* Goal: In the profile of Professor Nils Langer, reproduce the passage that begins with "Prof. Langer's specialisms" and ends with "be found here.", replacing "nineteenth century" with "19th century".

Professor Nils Langer

Professor Nils Langer
BA, MA, PhD(N'cle)

Professor of Germanic Linguistics

Office 1.76, 21 Woodland Rd
21 Woodland Road,
Clifton, Bristol BS8 1TE
(See a map)

+44 (0) 117 928 9841


Prof. Langer's specialisms lie in the general area of historical sociolinguistics. His current project aims to sketch a Sociolinguistic Language(s) History of the German-Danish border region, with a particular focus on the language contact and conflict between High German, Low German, Sønderjysk and Danish during the nineteenth century. A website with rare and unpublished materials on Sprachpolitik und Sprachkonflikt in Schleswig-Holstein im 19. Jahrhundert can be found here.

His doctoral research (published in 2001), which focussed on the effectiveness of prescriptive grammarians in the seventeenth century was followed by a co-authored study, together with Wini Davies (Aberystwyth University), on the history of German folk linguistic views, with a particular focus on the stigmatisation of morpho-syntactic features from 1500 to the present day. This research, supported by an AHRC major research grant, was published as The Making of Bad Language, a monograph in the VarioLingua series, in 2006.

* Material:
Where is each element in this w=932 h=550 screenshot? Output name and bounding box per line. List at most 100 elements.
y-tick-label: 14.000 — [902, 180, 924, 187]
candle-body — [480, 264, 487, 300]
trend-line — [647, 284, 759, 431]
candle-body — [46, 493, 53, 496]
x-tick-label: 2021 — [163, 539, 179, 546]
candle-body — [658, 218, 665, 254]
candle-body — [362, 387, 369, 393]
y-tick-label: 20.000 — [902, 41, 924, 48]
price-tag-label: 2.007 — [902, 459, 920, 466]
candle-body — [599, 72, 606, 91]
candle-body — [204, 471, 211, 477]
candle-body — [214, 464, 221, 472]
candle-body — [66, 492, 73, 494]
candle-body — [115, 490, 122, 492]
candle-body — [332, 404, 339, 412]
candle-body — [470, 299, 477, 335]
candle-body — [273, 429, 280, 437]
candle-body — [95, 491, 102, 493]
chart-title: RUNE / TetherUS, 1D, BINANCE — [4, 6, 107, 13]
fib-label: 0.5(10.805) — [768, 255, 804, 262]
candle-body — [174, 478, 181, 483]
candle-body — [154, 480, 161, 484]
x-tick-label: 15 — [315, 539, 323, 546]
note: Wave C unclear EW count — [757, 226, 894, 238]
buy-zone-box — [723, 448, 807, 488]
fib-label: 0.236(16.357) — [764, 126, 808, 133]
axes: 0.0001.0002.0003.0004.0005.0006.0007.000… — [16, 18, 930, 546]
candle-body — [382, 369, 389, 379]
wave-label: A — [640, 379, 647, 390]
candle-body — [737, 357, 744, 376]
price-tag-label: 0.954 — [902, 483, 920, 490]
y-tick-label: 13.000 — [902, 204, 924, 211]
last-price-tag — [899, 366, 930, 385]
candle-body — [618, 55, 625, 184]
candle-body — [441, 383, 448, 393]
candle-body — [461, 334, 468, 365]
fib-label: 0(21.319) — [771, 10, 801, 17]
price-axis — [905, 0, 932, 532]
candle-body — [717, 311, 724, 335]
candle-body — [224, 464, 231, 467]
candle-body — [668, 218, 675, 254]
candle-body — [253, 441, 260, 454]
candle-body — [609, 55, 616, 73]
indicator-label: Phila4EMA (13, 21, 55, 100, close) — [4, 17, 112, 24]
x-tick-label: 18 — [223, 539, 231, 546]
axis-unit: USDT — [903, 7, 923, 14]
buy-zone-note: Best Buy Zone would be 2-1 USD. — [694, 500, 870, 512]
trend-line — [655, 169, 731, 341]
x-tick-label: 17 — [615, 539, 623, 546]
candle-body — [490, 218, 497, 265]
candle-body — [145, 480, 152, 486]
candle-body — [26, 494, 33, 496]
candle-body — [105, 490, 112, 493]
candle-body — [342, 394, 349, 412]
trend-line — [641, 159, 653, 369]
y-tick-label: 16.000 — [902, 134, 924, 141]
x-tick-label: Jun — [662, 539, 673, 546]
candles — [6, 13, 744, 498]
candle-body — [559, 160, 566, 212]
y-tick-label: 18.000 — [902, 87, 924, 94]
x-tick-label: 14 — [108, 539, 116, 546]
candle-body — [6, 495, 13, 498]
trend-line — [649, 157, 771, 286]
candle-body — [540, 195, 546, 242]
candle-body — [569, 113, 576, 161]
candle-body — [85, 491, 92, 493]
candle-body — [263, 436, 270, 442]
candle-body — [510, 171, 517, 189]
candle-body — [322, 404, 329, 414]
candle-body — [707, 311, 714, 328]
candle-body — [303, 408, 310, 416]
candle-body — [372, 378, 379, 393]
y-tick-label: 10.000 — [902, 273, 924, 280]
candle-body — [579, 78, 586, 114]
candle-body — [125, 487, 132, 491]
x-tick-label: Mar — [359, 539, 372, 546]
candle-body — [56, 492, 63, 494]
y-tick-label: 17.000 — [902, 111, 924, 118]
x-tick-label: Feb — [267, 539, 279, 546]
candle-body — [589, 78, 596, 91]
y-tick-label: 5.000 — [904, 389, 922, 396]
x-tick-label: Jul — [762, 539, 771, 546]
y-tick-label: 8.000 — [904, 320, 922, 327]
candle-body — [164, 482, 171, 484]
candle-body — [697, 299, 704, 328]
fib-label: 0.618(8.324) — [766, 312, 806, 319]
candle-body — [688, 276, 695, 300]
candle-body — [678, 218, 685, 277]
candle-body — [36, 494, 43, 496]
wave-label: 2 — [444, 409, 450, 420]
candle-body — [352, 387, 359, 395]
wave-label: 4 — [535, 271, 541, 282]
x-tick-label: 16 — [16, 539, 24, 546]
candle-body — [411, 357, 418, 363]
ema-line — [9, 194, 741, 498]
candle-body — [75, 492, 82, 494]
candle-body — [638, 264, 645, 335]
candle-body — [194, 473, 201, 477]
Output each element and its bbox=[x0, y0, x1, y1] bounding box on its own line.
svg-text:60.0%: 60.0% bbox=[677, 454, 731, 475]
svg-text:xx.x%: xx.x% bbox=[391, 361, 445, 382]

* Complete output:
Prof. Langer's specialisms lie in the general area of historical sociolinguistics. His current project aims to sketch a Sociolinguistic Language(s) History of the German-Danish border region, with a particular focus on the language contact and conflict between High German, Low German, Sønderjysk and Danish during the 19th century. A website with rare and unpublished materials on Sprachpolitik und Sprachkonflikt in Schleswig-Holstein im 19. Jahrhundert can be found here.